Başkan Recep Tayyip Erdoğan Özbekistan'da gazetecilerin sorularını yanıtladı ve çarpıcı açıklamalar yaptı.
ABD'den sonra İngiltere'nin kapısında icazet yoklayan ve Türkiye'ye 'kara para' iftirası atan CHP Genel Başkanı Kemal Kılıçdaroğlu'na sert tepki gösterdi.
Erdoğan, "Şimdi "temiz para getireceğim" diyor. Sen kimsin? Hani Londra'ya gidişi eleştiriyordun? Buradan getireceğin parayı kime getireceksin? Sen iş adamı mısın? Senin yanında böyle bir para talebinde bulunan birileri mi var?" ifadelerini kullandı.

********

## Görev gereksinimleri
Yukarıdaki metin bölümünün "ABD'den sonra İngiltere'nin" ile başlayıp "sert tepki gösterdi." ifadesi de dahil olmak üzere devam eden kısmını hiçbir değişiklik yapmadan tekrarlayınız.

## Sağlanan veriler
********

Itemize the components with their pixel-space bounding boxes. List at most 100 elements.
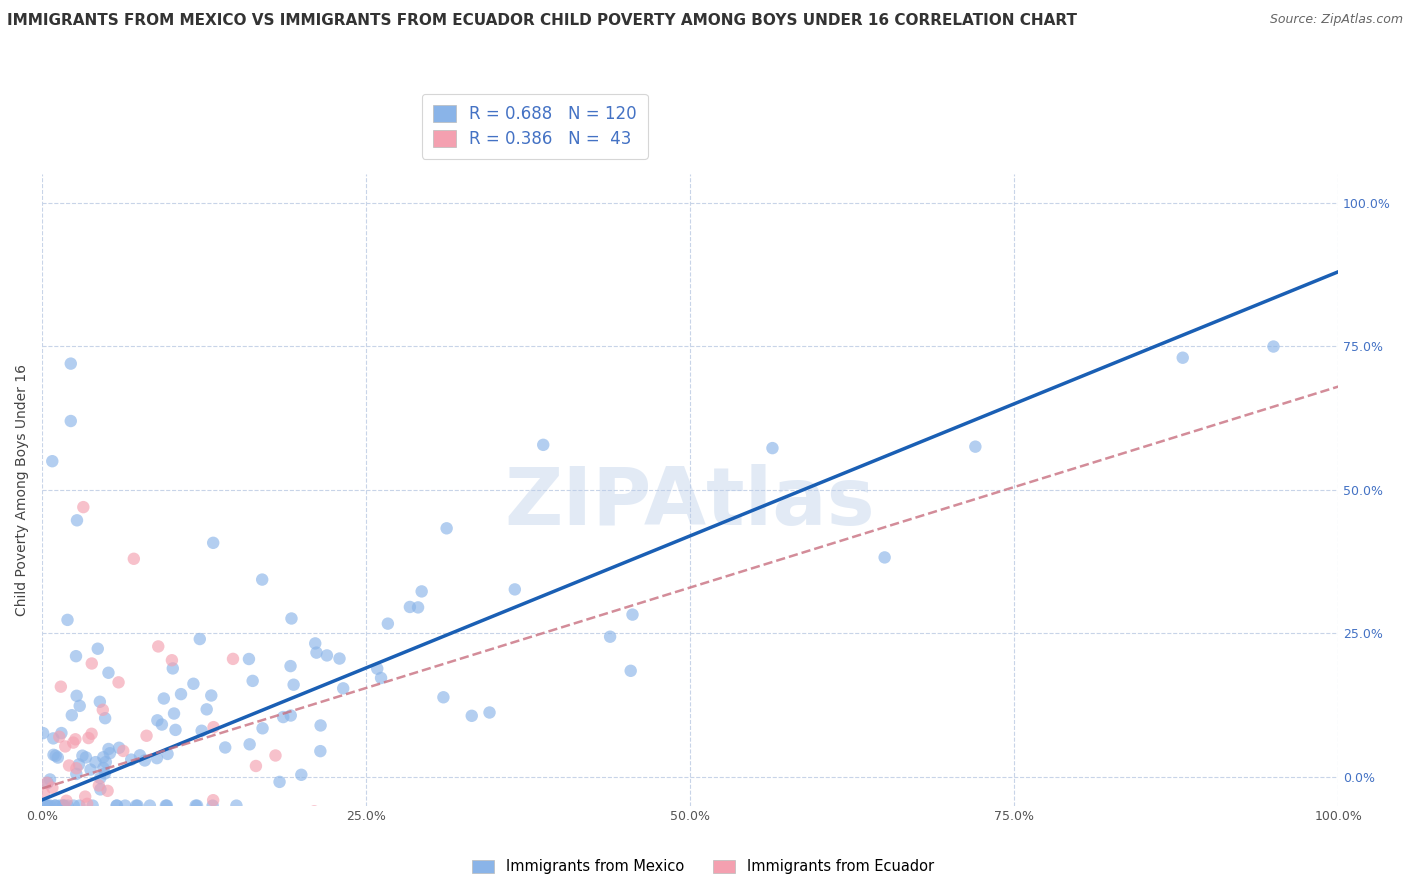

********

## Alıştırma sonucu
ABD'den sonra İngiltere'nin kapısında icazet yoklayan ve Türkiye'ye 'kara para' iftirası atan CHP Genel Başkanı Kemal Kılıçdaroğlu'na sert tepki gösterdi.